◆ Given records ◆
◇ ◇ ◇

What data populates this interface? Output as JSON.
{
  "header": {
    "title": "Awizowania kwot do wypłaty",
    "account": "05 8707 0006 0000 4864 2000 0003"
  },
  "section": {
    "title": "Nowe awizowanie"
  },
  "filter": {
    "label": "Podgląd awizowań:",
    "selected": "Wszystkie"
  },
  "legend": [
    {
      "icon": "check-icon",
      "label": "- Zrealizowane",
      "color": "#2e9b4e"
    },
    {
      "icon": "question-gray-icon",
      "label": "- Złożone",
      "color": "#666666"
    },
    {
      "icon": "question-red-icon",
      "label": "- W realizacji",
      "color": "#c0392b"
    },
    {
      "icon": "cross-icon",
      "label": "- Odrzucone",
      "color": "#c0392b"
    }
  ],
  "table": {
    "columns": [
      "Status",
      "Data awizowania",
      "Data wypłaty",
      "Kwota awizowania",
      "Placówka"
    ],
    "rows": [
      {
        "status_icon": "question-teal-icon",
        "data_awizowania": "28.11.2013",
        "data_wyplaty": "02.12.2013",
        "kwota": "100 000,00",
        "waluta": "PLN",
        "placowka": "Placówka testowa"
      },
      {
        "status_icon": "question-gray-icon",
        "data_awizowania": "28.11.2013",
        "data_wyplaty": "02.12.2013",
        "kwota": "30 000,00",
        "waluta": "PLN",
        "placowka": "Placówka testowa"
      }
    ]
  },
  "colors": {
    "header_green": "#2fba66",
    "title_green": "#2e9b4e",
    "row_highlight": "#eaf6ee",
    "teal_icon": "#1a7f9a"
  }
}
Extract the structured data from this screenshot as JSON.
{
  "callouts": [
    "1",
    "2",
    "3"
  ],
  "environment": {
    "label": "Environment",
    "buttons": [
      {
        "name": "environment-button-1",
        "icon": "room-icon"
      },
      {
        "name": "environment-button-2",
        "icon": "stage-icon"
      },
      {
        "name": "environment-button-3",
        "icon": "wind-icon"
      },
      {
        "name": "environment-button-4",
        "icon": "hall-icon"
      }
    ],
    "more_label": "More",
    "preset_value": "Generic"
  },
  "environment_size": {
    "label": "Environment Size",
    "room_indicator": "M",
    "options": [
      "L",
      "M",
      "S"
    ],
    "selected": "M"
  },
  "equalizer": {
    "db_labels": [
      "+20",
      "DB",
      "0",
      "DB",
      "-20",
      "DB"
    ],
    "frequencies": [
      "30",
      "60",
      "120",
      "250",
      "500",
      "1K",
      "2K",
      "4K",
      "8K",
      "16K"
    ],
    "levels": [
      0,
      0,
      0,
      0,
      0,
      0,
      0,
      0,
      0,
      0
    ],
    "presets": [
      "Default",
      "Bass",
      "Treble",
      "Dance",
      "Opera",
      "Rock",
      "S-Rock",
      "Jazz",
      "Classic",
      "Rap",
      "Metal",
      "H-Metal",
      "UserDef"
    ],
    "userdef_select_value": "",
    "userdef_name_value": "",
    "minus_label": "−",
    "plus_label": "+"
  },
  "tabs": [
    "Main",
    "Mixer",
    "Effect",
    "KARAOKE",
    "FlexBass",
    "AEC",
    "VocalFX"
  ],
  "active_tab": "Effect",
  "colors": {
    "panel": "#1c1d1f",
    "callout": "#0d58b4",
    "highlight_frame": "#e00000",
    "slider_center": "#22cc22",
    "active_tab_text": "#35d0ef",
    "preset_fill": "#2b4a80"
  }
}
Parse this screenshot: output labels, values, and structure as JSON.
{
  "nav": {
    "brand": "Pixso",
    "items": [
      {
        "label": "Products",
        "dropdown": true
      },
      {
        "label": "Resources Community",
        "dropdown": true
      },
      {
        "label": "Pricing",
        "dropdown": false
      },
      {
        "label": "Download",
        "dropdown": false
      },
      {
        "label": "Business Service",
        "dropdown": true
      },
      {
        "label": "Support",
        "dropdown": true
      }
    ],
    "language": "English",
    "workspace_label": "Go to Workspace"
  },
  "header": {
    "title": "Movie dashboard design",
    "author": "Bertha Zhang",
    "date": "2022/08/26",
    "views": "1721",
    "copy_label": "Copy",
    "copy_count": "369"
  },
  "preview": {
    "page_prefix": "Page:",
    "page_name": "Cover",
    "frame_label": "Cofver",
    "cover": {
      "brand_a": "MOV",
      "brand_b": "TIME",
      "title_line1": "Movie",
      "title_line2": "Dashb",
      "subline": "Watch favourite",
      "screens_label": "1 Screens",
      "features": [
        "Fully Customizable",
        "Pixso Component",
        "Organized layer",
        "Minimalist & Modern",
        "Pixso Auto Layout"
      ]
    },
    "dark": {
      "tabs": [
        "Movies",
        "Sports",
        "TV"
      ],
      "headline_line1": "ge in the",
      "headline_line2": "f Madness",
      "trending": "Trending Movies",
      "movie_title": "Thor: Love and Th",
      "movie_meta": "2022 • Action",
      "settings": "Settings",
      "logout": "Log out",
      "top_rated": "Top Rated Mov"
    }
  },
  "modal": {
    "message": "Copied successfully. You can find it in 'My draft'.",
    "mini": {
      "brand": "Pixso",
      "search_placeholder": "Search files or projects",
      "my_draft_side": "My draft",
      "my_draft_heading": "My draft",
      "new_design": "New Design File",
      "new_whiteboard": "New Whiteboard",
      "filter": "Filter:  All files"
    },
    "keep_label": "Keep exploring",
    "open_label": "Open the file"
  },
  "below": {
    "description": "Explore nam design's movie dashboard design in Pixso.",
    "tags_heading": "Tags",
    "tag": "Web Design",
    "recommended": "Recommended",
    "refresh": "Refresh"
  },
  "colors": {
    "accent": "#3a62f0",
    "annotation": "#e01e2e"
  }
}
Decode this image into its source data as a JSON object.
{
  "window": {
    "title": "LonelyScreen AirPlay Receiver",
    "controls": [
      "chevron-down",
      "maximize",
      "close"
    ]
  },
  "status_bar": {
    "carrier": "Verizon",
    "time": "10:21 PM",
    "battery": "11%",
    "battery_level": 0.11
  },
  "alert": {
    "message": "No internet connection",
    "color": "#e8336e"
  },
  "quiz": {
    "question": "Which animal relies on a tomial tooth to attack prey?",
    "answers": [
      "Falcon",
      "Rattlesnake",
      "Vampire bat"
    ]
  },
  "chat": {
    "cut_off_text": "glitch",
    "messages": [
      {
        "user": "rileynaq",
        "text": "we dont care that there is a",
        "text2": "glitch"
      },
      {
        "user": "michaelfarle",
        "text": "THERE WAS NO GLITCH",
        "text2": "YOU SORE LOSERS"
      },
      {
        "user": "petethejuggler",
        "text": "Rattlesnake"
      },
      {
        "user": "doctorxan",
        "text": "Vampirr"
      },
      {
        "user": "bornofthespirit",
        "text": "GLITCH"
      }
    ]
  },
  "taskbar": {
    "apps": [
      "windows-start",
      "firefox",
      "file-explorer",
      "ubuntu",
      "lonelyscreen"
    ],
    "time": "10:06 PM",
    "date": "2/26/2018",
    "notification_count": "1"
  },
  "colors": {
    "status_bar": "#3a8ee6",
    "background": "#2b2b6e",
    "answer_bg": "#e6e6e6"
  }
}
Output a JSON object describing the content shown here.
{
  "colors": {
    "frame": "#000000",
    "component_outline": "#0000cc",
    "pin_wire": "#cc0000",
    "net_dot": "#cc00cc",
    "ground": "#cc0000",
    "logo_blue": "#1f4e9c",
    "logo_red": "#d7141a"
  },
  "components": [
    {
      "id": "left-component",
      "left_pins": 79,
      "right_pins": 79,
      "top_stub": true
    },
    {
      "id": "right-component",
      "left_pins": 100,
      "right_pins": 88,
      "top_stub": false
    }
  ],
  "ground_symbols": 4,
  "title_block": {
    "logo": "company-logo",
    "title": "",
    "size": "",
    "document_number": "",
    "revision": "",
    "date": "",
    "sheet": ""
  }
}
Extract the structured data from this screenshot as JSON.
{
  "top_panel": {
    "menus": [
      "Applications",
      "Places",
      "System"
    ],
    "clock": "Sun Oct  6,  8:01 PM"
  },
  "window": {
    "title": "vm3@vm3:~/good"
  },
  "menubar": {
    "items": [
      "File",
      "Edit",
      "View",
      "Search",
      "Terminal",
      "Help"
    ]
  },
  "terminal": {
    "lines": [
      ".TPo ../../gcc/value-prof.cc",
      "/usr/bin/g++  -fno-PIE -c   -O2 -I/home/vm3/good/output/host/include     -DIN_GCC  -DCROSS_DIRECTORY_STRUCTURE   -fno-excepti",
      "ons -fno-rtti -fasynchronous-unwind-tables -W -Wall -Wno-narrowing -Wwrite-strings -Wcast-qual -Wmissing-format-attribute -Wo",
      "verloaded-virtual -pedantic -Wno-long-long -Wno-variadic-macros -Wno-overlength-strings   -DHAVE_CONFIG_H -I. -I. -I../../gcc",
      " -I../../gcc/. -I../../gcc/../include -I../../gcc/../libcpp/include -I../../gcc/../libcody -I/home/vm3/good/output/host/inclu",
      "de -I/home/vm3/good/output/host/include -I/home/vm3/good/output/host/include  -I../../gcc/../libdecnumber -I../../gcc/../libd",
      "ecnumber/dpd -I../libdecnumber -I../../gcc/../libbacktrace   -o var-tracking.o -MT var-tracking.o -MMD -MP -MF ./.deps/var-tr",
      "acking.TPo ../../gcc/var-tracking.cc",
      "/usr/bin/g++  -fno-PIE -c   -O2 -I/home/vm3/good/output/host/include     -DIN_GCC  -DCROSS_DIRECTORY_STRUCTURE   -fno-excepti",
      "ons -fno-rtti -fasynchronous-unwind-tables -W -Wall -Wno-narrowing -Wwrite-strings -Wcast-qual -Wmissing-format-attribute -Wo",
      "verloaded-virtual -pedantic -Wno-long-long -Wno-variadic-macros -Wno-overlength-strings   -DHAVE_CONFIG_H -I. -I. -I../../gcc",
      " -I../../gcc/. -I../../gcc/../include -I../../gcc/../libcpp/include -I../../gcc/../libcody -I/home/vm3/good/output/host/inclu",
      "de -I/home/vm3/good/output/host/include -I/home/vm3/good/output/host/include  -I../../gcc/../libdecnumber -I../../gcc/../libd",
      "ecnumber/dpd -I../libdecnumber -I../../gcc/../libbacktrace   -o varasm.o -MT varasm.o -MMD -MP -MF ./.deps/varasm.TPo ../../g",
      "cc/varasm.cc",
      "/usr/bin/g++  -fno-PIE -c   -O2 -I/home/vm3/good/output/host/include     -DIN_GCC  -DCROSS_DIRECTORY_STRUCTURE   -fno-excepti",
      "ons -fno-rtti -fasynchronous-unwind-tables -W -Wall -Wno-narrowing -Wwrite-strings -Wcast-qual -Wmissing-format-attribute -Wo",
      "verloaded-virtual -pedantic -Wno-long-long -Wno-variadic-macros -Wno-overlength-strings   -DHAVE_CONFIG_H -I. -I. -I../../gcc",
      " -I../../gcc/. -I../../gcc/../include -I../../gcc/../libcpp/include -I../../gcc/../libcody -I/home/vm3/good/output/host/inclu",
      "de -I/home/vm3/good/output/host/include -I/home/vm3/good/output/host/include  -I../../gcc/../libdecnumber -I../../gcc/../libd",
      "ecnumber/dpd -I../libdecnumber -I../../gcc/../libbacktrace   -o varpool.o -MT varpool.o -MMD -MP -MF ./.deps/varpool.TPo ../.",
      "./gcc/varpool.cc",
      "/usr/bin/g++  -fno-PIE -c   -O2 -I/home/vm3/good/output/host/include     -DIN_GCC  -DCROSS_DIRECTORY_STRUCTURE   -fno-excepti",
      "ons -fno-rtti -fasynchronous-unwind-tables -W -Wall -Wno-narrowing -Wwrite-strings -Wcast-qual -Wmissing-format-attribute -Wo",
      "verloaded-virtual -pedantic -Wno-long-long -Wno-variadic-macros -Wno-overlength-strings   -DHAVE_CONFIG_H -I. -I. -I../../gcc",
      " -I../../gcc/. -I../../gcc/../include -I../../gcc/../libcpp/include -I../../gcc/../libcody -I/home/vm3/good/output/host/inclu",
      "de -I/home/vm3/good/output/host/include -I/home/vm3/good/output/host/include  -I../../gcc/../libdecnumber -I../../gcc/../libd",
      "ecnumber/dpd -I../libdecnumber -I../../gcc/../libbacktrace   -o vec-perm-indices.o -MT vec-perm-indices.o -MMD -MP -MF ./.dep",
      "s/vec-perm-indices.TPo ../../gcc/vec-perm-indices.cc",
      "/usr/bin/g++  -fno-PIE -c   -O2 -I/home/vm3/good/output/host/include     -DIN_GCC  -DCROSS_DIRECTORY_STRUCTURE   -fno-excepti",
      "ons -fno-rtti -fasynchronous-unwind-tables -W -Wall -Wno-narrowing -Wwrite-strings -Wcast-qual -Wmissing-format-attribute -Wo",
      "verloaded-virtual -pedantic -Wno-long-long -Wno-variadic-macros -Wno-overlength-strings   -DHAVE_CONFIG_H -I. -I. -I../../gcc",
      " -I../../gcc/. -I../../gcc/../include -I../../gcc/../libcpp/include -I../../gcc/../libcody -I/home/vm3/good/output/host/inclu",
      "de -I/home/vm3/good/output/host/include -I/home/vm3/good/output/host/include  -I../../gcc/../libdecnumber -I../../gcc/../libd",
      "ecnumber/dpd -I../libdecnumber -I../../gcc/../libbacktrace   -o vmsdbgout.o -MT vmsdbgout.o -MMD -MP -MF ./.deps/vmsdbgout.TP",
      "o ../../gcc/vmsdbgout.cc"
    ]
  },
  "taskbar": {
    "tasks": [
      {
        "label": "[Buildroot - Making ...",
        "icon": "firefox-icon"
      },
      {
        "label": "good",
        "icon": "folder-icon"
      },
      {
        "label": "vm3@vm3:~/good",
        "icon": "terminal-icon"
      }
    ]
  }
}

◇ ◇ ◇

◆ Your objective ◆
Check each line above for "vmsdbgout" and return the ones that have it.

◆ Final result ◆
      "ecnumber/dpd -I../libdecnumber -I../../gcc/../libbacktrace   -o vmsdbgout.o -MT vmsdbgout.o -MMD -MP -MF ./.deps/vmsdbgout.TP",
      "o ../../gcc/vmsdbgout.cc"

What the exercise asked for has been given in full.